THINGS TO DO
• a. Reproduce the stretch of the observability page below from "Available today on" through "chart wires up.", copying it word for word.
• b. Continue the Memoturn observability page below, starting right after its final sentence.
── SOURCE DOCUMENT
Observability

Memoturn’s operability contract is a small set of latency SLOs plus one queue-depth signal (segment-shipping backlog). This page lists the targets, what the deployment ships to watch them, and the measured numbers behind them.

SLO targets

The targets the architecture is designed and dashboarded against:

SLO	Target
provision latency p50	< 100 ms (target ~10 ms)
cold-wake p50 / p99 (≤16 MB)	< 200 ms / < 1 s
hot KV read p50	< 1 ms
SQL / document write p50	< 5 ms
branch create/rewind p50	< 50 ms
replication lag p99 (in-region)	< 1 s
lease failover (kill → writes resume)	< 15 s
segment-shipping backlog	~0 sustained

Segment-shipping backlog is the one to alarm on: sustained backlog means object storage is not keeping up, which widens the Standard-durability RPO window (see Architecture). Durable-mode writes — MEMOTURN_DURABILITY=durable, or the per-request Memoturn-Durability header — are immune to backlog by construction: they ack only after the ship completes.

What the deployment ships

The Helm deployment design includes an optional observability subchart: kube-prometheus-stack, an OpenTelemetry collector, and Grafana dashboards with the SLO panel above. The current prototype chart ships the data plane and MinIO; the observability subchart lands with the full cell (gateway, control API, etcd) — see Deployment and the Roadmap.

Available today on every node:

Structured logs via tracing, filtered with RUST_LOG (default memoturnd=info,memoturn_api=info,memoturn_replication=info).
/healthz — the readiness probe the chart wires up.
txid on every read response — replication lag is directly observable from the client side by comparing writer and replica txids (see Consistency).
Request-surface guardrails — body cap (413), request timeout, global concurrency cap, a control-endpoint rate limit (429), and a per-database write-queue cap (429 + Retry-After), all tunable per node — see Configuration.
Write-pressure logs — a database whose write queue is backing up (or shedding) gets a per-database write pressure warning every 30 s with queue depth, sheds, and the group-commit coalescing factor — see Scaling.
────
── SUPPLIED DATA
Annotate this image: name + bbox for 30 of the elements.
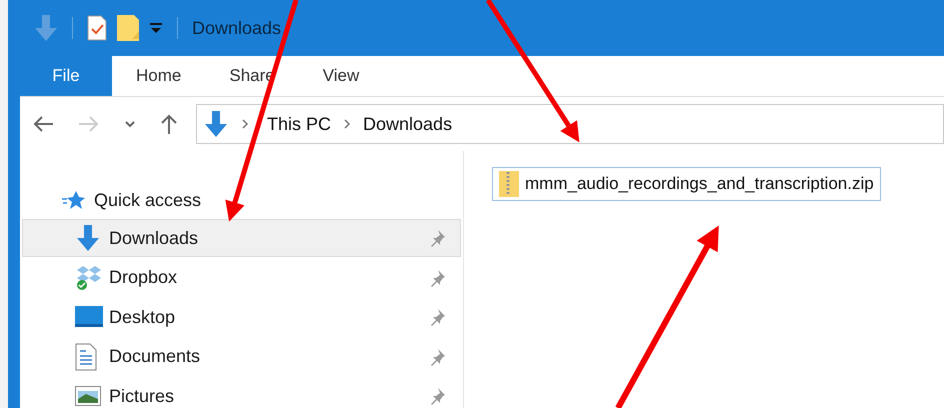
star-icon	[62, 190, 86, 210]
download-arrow-icon	[75, 225, 101, 251]
sidebar-item[interactable]: Desktop	[22, 298, 461, 336]
checklist-icon[interactable]	[87, 15, 107, 41]
forward-arrow-icon[interactable]	[78, 115, 100, 133]
sidebar-item[interactable]: Documents	[22, 338, 461, 376]
quick-access-label[interactable]: Quick access	[94, 190, 202, 210]
back-arrow-icon[interactable]	[32, 115, 54, 133]
ribbon-tab[interactable]: Home	[112, 56, 206, 96]
monitor-icon	[75, 306, 103, 328]
sidebar-item[interactable]: Pictures	[22, 377, 461, 408]
address-bar[interactable]: This PC Downloads	[196, 104, 944, 144]
download-arrow-icon	[203, 111, 229, 137]
sidebar-item[interactable]: Dropbox	[22, 258, 461, 296]
chevron-down-icon[interactable]	[124, 120, 136, 128]
folder-icon[interactable]	[117, 15, 139, 41]
sidebar-item[interactable]: Downloads	[22, 219, 461, 257]
zip-folder-icon	[499, 171, 519, 197]
box-icon	[75, 264, 103, 290]
ribbon-tab[interactable]: View	[298, 56, 384, 96]
document-icon	[75, 342, 97, 370]
chevron-right-icon[interactable]	[343, 119, 352, 129]
download-arrow-icon[interactable]	[34, 15, 58, 41]
window-title: Downloads	[192, 18, 282, 38]
breadcrumb[interactable]: Downloads	[363, 114, 452, 134]
up-arrow-icon[interactable]	[160, 113, 178, 135]
chevron-right-icon[interactable]	[241, 119, 249, 129]
dropdown-icon[interactable]	[149, 21, 163, 35]
file-item[interactable]: mmm_audio_recordings_and_transcription.zip	[492, 167, 881, 201]
breadcrumb[interactable]: This PC	[267, 114, 332, 134]
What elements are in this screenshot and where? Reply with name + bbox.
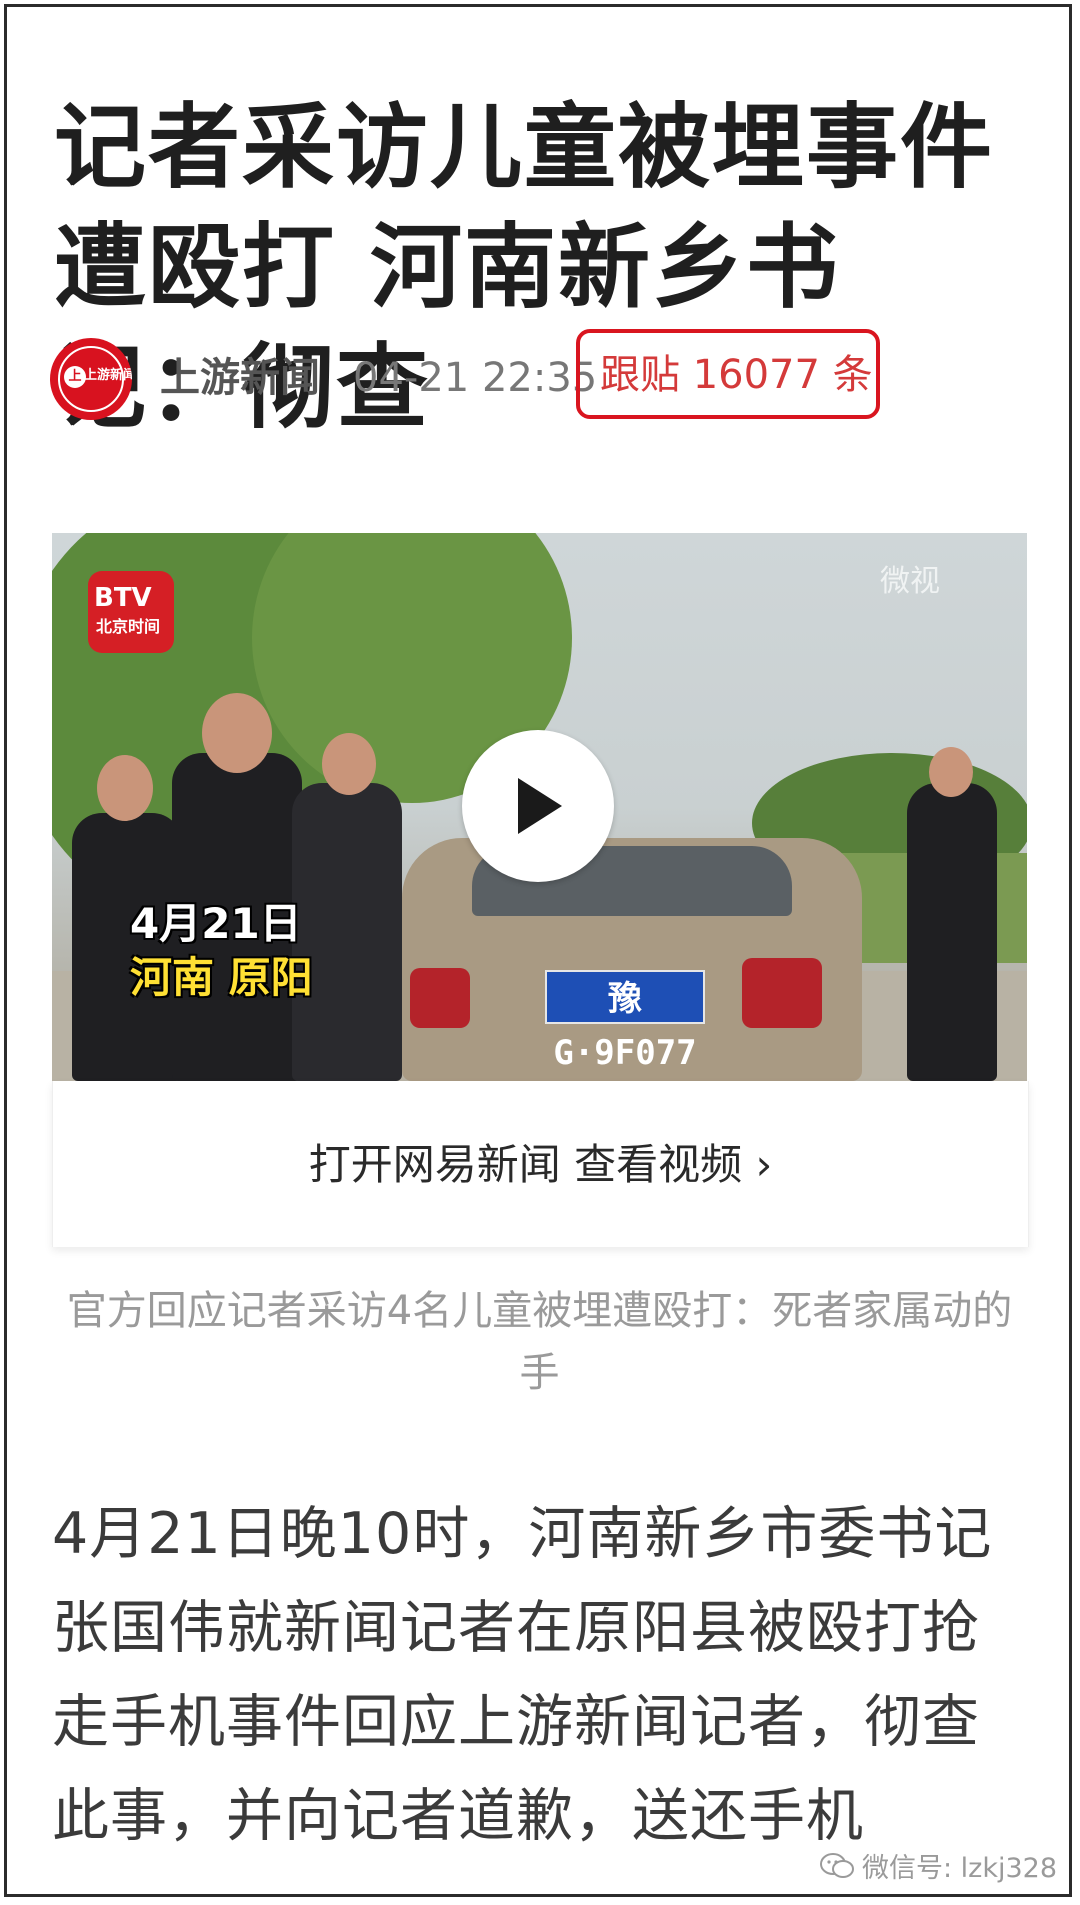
video-caption: 官方回应记者采访4名儿童被埋遭殴打：死者家属动的手 <box>66 1288 1013 1396</box>
video-overlay-date: 4月21日 <box>130 899 302 948</box>
person-head <box>929 747 973 797</box>
play-icon <box>518 778 562 834</box>
btv-logo-subtext: 北京时间 <box>96 617 161 636</box>
comments-count-label: 跟贴 16077 条 <box>600 352 873 398</box>
open-app-video-label: 打开网易新闻 查看视频 › <box>308 1140 773 1189</box>
wechat-id: 微信号: lzkj328 <box>820 1846 1057 1887</box>
wechat-icon <box>820 1852 854 1887</box>
weishi-watermark: 微视 <box>880 564 940 599</box>
car-tail-light <box>410 968 470 1028</box>
comments-count-button[interactable]: 跟贴 16077 条 <box>576 329 880 419</box>
person <box>907 783 997 1081</box>
play-button[interactable] <box>462 730 614 882</box>
car-tail-light <box>742 958 822 1028</box>
btv-logo: BTV 北京时间 <box>88 571 174 653</box>
person <box>292 783 402 1081</box>
video-overlay-location: 河南 原阳 <box>130 953 313 1002</box>
article-body: 4月21日晚10时，河南新乡市委书记张国伟就新闻记者在原阳县被殴打抢走手机事件回… <box>52 1501 993 1849</box>
author-avatar[interactable]: 上 上游新闻 <box>50 338 132 420</box>
btv-logo-text: BTV <box>94 583 152 613</box>
avatar-label: 上游新闻 <box>84 368 132 383</box>
license-plate: 豫G·9F077 <box>545 970 705 1073</box>
open-app-video-button[interactable]: 打开网易新闻 查看视频 › <box>52 1081 1029 1247</box>
person-head <box>97 755 153 821</box>
article-meta: 上 上游新闻 上游新闻 04-21 22:35 跟贴 16077 条 <box>50 329 1050 422</box>
author-name[interactable]: 上游新闻 <box>160 352 320 404</box>
avatar-logo-icon: 上 <box>64 366 86 388</box>
publish-time: 04-21 22:35 <box>353 355 598 401</box>
person-head <box>202 693 272 773</box>
wechat-id-label: 微信号: lzkj328 <box>862 1853 1058 1884</box>
person-head <box>322 733 376 795</box>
────
EXERCISE RESPONSES
• a.
Available today on every node:

Structured logs via tracing, filtered with RUST_LOG (default memoturnd=info,memoturn_api=info,memoturn_replication=info).
/healthz — the readiness probe the chart wires up.

• b.
Measured: prototype, single node

Measured, not promised — reference points from the working prototype (in-process object store, so these are engine costs without network):

Metric	Target	p50
memory ingest (typed fact, 256-dim embedding, supersession)	<10 ms	3.9 ms
hybrid recall over 10k memories (FTS5 + topic + ANN, rank-fused)	<25 ms	11.7 ms
provision database	<100 ms	17 µs
hot KV read / SQL write / doc insert	<1 ms / <5 ms / <5 ms	3 µs / 16 µs / 15 µs
segment ship (write + WAL capture + PUT)	<10 ms	61 µs
branch create (copy-on-write)	<50 ms	47 µs
cold wake (restore + open + query)	<200 ms	0.7 ms (+object-store RTT in prod)
10k databases provisioned	—	93 ms (107k/s), hot pool flat

Measured: full stack on Kubernetes

The same operations through a real cell — kind, Helm chart, auth on, MinIO as the object store, measured through kubectl port-forward (which sets a ~1.6 ms network floor):

Metric	p50	p99
memory ingest (typed fact, namespace token)	2.81 ms	7.53 ms
hybrid recall @1k memories	4.08 ms	5.97 ms
provision database	1.61 ms	3.43 ms
hot SQL write	1.59 ms	2.83 ms
hot KV write / read	1.66 / 1.63 ms	3.53 / 2.94 ms
branch create (copy-on-write)	3.01 ms	3.69 ms
write + segment ship (to MinIO)	6.54 ms	8.67 ms

The segment-ship row reflects a real object-storage PUT round-trip. On cloud object storage, expect cold wake and segment ship to gain same-region RTTs (~10–40 ms) — still inside targets.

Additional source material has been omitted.